Search the data for the word "витрати". Reproduce every line where it is found.

☆ ☆ ☆ ☆ ☆

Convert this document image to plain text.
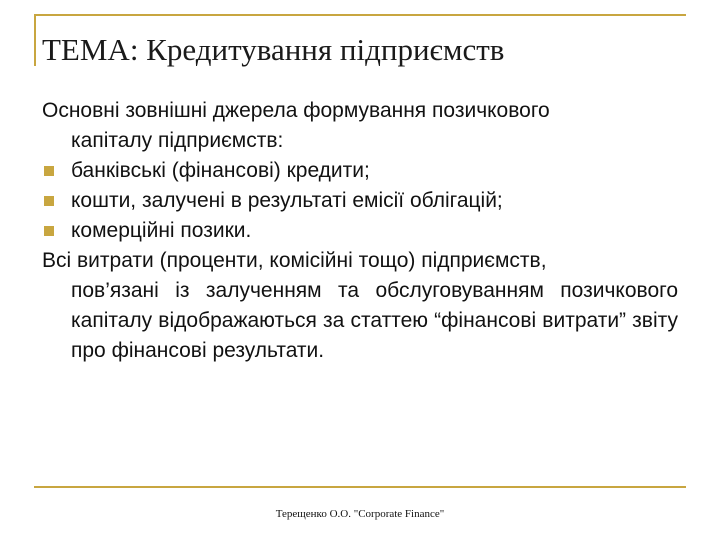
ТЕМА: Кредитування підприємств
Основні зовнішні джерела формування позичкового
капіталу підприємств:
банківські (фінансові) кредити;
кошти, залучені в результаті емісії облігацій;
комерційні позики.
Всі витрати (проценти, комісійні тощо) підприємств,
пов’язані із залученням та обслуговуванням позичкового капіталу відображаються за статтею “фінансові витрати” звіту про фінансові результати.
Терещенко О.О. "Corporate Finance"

☆ ☆ ☆ ☆ ☆

_RESULT OF THIS TASK:_
Всі витрати (проценти, комісійні тощо) підприємств,
пов’язані із залученням та обслуговуванням позичкового капіталу відображаються за статтею “фінансові витрати” звіту про фінансові результати.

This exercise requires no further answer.